Collected data
§

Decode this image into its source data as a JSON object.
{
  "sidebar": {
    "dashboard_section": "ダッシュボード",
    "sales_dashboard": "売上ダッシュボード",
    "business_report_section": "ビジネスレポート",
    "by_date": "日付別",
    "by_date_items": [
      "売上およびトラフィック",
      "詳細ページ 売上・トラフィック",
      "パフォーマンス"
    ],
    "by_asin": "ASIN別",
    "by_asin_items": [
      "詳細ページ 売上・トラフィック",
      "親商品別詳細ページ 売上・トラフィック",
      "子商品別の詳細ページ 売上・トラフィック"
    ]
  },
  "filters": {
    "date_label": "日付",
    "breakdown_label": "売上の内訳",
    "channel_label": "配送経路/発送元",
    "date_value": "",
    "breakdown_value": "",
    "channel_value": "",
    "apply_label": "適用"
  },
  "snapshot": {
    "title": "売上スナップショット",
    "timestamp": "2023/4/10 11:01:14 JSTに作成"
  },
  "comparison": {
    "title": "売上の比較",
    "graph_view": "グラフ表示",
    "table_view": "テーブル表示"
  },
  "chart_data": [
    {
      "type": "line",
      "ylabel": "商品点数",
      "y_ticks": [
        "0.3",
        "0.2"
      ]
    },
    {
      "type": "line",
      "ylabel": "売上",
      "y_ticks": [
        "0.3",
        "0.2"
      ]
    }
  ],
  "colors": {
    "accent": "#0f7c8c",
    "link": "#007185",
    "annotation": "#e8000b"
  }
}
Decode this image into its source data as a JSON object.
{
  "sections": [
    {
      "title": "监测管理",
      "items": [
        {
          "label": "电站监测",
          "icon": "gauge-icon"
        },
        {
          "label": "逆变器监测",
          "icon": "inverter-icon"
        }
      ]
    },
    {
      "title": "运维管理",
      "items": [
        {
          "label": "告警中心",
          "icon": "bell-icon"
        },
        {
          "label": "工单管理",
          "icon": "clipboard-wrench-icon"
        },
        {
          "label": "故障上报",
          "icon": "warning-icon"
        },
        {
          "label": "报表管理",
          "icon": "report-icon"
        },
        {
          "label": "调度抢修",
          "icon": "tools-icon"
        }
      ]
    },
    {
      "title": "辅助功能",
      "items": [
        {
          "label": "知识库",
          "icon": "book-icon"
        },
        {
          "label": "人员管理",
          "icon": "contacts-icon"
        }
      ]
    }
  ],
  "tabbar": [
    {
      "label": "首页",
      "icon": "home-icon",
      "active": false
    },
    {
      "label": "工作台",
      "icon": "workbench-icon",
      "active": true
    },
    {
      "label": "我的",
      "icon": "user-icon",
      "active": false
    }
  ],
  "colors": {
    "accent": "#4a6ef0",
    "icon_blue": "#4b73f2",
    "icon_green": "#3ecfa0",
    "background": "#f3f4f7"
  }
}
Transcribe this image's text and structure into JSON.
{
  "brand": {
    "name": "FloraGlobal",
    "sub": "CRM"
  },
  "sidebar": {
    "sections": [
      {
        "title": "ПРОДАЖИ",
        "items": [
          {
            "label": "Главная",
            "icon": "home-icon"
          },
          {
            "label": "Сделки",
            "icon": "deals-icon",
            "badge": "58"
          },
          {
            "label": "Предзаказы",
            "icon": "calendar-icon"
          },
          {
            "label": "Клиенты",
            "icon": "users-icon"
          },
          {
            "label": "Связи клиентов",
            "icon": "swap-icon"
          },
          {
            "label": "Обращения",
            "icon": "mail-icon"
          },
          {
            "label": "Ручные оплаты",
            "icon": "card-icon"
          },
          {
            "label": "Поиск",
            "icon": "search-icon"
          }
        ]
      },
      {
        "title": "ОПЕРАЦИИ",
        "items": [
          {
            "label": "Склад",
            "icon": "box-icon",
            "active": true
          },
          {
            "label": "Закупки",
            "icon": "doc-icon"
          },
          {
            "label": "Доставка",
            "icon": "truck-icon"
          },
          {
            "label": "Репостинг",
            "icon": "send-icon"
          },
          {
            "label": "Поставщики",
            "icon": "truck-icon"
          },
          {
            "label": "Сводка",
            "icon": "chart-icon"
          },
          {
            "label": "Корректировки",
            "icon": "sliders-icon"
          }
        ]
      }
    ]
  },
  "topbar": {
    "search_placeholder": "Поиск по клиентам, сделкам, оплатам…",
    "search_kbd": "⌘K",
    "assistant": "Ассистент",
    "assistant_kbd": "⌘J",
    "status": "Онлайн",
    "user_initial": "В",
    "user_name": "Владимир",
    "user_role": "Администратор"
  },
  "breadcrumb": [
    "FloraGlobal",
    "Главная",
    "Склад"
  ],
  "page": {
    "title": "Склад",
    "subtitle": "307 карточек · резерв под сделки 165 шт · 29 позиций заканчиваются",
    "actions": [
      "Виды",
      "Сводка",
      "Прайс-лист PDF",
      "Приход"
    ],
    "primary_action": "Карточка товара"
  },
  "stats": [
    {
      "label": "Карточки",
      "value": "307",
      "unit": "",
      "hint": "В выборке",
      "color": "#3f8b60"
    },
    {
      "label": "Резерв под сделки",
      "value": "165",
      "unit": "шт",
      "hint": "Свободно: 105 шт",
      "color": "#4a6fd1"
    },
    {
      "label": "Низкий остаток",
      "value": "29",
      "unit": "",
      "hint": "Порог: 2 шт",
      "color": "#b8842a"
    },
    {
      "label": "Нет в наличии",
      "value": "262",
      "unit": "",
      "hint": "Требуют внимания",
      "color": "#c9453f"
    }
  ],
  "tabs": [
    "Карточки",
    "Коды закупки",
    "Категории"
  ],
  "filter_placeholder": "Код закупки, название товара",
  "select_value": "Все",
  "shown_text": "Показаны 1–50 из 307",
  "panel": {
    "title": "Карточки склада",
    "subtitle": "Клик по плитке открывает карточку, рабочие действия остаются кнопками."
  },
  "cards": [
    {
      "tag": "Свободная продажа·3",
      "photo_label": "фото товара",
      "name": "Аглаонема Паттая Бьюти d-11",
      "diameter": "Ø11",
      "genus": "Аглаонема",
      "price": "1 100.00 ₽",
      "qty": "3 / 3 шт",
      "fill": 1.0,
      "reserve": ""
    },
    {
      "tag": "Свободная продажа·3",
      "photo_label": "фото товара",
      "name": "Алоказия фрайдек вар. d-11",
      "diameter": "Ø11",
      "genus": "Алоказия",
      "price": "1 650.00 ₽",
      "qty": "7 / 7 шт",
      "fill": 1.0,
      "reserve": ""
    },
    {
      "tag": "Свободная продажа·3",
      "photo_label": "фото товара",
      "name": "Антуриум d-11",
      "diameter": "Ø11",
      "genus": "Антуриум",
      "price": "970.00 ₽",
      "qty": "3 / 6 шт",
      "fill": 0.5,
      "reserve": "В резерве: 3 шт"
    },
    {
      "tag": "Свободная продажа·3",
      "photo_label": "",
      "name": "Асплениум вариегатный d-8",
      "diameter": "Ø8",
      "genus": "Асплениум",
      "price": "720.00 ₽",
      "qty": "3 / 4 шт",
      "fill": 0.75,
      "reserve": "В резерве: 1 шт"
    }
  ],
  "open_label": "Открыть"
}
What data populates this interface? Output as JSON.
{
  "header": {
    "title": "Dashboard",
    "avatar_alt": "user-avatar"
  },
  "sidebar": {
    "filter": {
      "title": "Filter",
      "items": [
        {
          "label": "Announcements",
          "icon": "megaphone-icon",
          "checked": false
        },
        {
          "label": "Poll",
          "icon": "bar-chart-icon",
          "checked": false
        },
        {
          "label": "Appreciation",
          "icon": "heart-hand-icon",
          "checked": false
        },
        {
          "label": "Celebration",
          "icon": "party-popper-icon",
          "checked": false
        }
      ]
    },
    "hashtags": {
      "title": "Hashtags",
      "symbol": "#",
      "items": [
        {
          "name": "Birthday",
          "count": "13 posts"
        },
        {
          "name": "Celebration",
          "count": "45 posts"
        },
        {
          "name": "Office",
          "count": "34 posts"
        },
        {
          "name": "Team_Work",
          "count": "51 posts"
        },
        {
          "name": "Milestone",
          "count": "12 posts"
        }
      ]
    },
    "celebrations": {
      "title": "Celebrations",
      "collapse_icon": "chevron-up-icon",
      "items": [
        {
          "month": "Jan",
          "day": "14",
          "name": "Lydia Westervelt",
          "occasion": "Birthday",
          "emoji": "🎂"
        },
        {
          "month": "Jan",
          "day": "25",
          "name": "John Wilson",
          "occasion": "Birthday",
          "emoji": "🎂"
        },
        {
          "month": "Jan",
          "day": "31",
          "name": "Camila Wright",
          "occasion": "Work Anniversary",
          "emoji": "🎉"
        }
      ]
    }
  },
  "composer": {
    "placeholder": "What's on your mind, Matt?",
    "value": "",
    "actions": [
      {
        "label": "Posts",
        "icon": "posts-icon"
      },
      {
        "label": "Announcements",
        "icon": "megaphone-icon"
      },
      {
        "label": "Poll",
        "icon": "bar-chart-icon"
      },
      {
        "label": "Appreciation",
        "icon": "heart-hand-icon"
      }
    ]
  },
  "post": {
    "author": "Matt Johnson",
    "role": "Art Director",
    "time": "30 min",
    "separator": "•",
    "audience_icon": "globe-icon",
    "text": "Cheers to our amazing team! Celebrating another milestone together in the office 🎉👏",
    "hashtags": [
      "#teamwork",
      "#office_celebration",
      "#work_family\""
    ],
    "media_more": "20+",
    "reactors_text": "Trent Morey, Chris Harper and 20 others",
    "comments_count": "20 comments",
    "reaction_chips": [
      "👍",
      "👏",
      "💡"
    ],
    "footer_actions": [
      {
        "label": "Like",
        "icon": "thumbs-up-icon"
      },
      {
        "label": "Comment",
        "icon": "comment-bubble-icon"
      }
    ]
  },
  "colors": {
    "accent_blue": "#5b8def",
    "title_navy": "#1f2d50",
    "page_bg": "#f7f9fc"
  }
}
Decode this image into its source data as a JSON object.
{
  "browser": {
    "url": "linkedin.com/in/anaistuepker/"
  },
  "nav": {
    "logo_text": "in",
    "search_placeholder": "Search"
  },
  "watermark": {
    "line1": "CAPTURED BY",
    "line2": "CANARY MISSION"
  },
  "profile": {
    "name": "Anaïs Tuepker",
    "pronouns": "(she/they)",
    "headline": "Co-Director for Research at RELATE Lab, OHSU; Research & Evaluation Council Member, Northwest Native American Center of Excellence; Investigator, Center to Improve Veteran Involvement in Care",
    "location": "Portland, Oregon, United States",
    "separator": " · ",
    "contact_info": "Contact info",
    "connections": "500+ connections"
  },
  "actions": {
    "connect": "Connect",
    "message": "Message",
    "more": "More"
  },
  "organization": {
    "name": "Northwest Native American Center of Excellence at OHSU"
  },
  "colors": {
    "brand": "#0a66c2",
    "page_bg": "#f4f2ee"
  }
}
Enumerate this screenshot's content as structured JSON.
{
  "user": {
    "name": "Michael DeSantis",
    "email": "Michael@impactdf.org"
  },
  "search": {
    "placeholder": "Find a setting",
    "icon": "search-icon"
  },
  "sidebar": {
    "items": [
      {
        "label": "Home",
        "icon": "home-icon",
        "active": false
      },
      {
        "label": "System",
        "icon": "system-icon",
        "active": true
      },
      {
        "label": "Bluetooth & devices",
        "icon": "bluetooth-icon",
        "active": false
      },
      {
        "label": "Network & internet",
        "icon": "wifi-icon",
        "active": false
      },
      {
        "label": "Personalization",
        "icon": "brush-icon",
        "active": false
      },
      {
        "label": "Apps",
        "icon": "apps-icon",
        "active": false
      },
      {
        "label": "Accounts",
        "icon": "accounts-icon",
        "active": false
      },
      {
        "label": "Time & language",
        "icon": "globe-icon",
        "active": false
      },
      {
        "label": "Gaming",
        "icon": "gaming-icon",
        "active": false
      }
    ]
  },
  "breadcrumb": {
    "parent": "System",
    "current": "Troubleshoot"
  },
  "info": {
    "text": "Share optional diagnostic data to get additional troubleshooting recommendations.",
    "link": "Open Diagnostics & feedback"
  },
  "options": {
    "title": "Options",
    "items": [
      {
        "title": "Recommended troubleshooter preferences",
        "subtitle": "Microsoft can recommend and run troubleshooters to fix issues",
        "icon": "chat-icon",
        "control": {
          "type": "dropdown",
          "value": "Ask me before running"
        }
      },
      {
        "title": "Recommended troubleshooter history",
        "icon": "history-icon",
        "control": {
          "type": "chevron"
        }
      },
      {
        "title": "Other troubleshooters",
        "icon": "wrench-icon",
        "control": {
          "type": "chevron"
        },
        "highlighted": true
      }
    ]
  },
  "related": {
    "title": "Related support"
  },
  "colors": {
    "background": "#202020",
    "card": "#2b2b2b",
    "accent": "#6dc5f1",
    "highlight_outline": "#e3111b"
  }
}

§

Written exercise
Look above for every line with the word "true" and copy it.

Solution to this problem
      "active": true
            "active": true
        "active": true
        "highlighted": true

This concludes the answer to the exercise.